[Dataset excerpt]
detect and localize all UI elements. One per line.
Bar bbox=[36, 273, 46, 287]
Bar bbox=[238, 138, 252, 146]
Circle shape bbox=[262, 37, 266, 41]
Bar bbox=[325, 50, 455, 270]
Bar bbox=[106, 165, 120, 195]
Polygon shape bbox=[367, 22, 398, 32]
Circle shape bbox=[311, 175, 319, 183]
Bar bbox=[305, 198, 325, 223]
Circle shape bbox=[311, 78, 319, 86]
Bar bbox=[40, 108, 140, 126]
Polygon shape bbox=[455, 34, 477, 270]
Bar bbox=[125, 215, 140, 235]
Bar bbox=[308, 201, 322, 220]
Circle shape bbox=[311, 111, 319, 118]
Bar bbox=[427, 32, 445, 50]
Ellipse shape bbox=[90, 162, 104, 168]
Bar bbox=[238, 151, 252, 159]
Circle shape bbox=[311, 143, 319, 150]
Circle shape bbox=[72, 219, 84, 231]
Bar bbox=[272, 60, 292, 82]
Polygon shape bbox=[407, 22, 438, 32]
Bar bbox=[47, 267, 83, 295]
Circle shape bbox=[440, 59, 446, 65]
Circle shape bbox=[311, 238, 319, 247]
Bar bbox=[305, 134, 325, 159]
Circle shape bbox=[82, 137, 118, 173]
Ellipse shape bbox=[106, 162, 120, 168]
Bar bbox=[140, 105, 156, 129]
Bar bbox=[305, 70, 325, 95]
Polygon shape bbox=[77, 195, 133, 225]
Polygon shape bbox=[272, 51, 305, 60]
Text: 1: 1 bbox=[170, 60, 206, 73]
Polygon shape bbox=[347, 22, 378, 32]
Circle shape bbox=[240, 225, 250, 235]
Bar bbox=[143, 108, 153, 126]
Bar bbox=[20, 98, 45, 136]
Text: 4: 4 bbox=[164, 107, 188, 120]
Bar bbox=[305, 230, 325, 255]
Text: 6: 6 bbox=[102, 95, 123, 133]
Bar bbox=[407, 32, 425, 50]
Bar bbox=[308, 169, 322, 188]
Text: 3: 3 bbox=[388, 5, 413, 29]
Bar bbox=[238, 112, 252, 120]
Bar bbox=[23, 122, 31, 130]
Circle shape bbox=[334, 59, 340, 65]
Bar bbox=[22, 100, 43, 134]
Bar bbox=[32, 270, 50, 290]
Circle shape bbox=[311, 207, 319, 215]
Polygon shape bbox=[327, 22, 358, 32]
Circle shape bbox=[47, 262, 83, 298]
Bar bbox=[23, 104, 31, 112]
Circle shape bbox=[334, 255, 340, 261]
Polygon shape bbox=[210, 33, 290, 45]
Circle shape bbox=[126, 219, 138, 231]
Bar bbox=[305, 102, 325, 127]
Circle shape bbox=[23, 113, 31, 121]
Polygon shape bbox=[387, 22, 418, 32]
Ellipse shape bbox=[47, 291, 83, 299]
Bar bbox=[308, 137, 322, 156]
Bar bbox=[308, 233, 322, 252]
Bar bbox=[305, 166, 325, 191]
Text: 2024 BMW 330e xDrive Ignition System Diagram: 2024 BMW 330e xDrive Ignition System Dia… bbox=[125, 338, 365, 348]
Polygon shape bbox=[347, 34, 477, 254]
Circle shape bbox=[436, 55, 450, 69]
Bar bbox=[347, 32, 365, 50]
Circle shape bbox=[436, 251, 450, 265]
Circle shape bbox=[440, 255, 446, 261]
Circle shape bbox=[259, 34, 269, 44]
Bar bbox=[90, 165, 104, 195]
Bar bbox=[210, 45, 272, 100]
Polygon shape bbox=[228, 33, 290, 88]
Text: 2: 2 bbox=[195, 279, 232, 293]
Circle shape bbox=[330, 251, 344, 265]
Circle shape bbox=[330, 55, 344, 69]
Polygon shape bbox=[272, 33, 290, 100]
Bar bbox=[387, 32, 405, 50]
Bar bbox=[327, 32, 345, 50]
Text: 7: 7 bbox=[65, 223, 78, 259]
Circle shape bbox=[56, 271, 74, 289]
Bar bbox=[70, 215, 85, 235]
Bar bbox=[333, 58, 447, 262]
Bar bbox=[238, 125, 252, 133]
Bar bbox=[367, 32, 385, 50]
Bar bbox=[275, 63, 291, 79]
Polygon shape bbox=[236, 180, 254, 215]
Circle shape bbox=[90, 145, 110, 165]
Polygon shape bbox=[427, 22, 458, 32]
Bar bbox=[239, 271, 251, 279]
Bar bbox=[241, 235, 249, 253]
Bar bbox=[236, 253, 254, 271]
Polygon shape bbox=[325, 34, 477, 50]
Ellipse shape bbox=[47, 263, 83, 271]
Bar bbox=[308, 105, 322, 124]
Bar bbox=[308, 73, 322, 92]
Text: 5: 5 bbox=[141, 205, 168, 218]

▸ GOAL OF THE EXERCISE
Please arrange the records above as a Markdown table with the columns Row and Line, putting one line per row with its number and skipping any blank lines.

▸ COMPLETED EXERCISE
| Row | Line |
|---|---|
| 1 | detect and localize all UI elements. One per line. |
| 2 | Bar bbox=[36, 273, 46, 287] |
| 3 | Bar bbox=[238, 138, 252, 146] |
| 4 | Circle shape bbox=[262, 37, 266, 41] |
| 5 | Bar bbox=[325, 50, 455, 270] |
| 6 | Bar bbox=[106, 165, 120, 195] |
| 7 | Polygon shape bbox=[367, 22, 398, 32] |
| 8 | Circle shape bbox=[311, 175, 319, 183] |
| 9 | Bar bbox=[305, 198, 325, 223] |
| 10 | Circle shape bbox=[311, 78, 319, 86] |
| 11 | Bar bbox=[40, 108, 140, 126] |
| 12 | Polygon shape bbox=[455, 34, 477, 270] |
| 13 | Bar bbox=[125, 215, 140, 235] |
| 14 | Bar bbox=[308, 201, 322, 220] |
| 15 | Circle shape bbox=[311, 111, 319, 118] |
| 16 | Bar bbox=[427, 32, 445, 50] |
| 17 | Ellipse shape bbox=[90, 162, 104, 168] |
| 18 | Bar bbox=[238, 151, 252, 159] |
| 19 | Circle shape bbox=[311, 143, 319, 150] |
| 20 | Circle shape bbox=[72, 219, 84, 231] |
| 21 | Bar bbox=[272, 60, 292, 82] |
| 22 | Polygon shape bbox=[407, 22, 438, 32] |
| 23 | Bar bbox=[47, 267, 83, 295] |
| 24 | Circle shape bbox=[440, 59, 446, 65] |
| 25 | Circle shape bbox=[311, 238, 319, 247] |
| 26 | Bar bbox=[305, 134, 325, 159] |
| 27 | Circle shape bbox=[82, 137, 118, 173] |
| 28 | Ellipse shape bbox=[106, 162, 120, 168] |
| 29 | Bar bbox=[140, 105, 156, 129] |
| 30 | Bar bbox=[305, 70, 325, 95] |
| 31 | Polygon shape bbox=[77, 195, 133, 225] |
| 32 | Polygon shape bbox=[272, 51, 305, 60] |
| 33 | Text: 1: 1 bbox=[170, 60, 206, 73] |
| 34 | Polygon shape bbox=[347, 22, 378, 32] |
| 35 | Circle shape bbox=[240, 225, 250, 235] |
| 36 | Bar bbox=[143, 108, 153, 126] |
| 37 | Bar bbox=[20, 98, 45, 136] |
| 38 | Text: 4: 4 bbox=[164, 107, 188, 120] |
| 39 | Bar bbox=[305, 230, 325, 255] |
| 40 | Text: 6: 6 bbox=[102, 95, 123, 133] |
| 41 | Bar bbox=[407, 32, 425, 50] |
| 42 | Bar bbox=[308, 169, 322, 188] |
| 43 | Text: 3: 3 bbox=[388, 5, 413, 29] |
| 44 | Bar bbox=[238, 112, 252, 120] |
| 45 | Bar bbox=[23, 122, 31, 130] |
| 46 | Circle shape bbox=[334, 59, 340, 65] |
| 47 | Bar bbox=[22, 100, 43, 134] |
| 48 | Bar bbox=[32, 270, 50, 290] |
| 49 | Circle shape bbox=[311, 207, 319, 215] |
| 50 | Polygon shape bbox=[327, 22, 358, 32] |
| 51 | Circle shape bbox=[47, 262, 83, 298] |
| 52 | Bar bbox=[23, 104, 31, 112] |
| 53 | Circle shape bbox=[334, 255, 340, 261] |
| 54 | Polygon shape bbox=[210, 33, 290, 45] |
| 55 | Circle shape bbox=[126, 219, 138, 231] |
| 56 | Bar bbox=[305, 102, 325, 127] |
| 57 | Circle shape bbox=[23, 113, 31, 121] |
| 58 | Polygon shape bbox=[387, 22, 418, 32] |
| 59 | Ellipse shape bbox=[47, 291, 83, 299] |
| 60 | Bar bbox=[308, 137, 322, 156] |
| 61 | Bar bbox=[308, 233, 322, 252] |
| 62 | Bar bbox=[305, 166, 325, 191] |
| 63 | Text: 2024 BMW 330e xDrive Ignition System Diagram: 2024 BMW 330e xDrive Ignition System Dia… bbox=[125, 338, 365, 348] |
| 64 | Polygon shape bbox=[347, 34, 477, 254] |
| 65 | Circle shape bbox=[436, 55, 450, 69] |
| 66 | Bar bbox=[347, 32, 365, 50] |
| 67 | Circle shape bbox=[436, 251, 450, 265] |
| 68 | Circle shape bbox=[440, 255, 446, 261] |
| 69 | Circle shape bbox=[259, 34, 269, 44] |
| 70 | Bar bbox=[90, 165, 104, 195] |
| 71 | Bar bbox=[210, 45, 272, 100] |
| 72 | Polygon shape bbox=[228, 33, 290, 88] |
| 73 | Text: 2: 2 bbox=[195, 279, 232, 293] |
| 74 | Circle shape bbox=[330, 251, 344, 265] |
| 75 | Circle shape bbox=[330, 55, 344, 69] |
| 76 | Polygon shape bbox=[272, 33, 290, 100] |
| 77 | Bar bbox=[387, 32, 405, 50] |
| 78 | Bar bbox=[327, 32, 345, 50] |
| 79 | Text: 7: 7 bbox=[65, 223, 78, 259] |
| 80 | Circle shape bbox=[56, 271, 74, 289] |
| 81 | Bar bbox=[70, 215, 85, 235] |
| 82 | Bar bbox=[333, 58, 447, 262] |
| 83 | Bar bbox=[238, 125, 252, 133] |
| 84 | Bar bbox=[367, 32, 385, 50] |
| 85 | Bar bbox=[275, 63, 291, 79] |
| 86 | Polygon shape bbox=[236, 180, 254, 215] |
| 87 | Circle shape bbox=[90, 145, 110, 165] |
| 88 | Polygon shape bbox=[427, 22, 458, 32] |
| 89 | Bar bbox=[239, 271, 251, 279] |
| 90 | Bar bbox=[241, 235, 249, 253] |
| 91 | Bar bbox=[236, 253, 254, 271] |
| 92 | Polygon shape bbox=[325, 34, 477, 50] |
| 93 | Ellipse shape bbox=[47, 263, 83, 271] |
| 94 | Bar bbox=[308, 105, 322, 124] |
| 95 | Bar bbox=[308, 73, 322, 92] |
| 96 | Text: 5: 5 bbox=[141, 205, 168, 218] |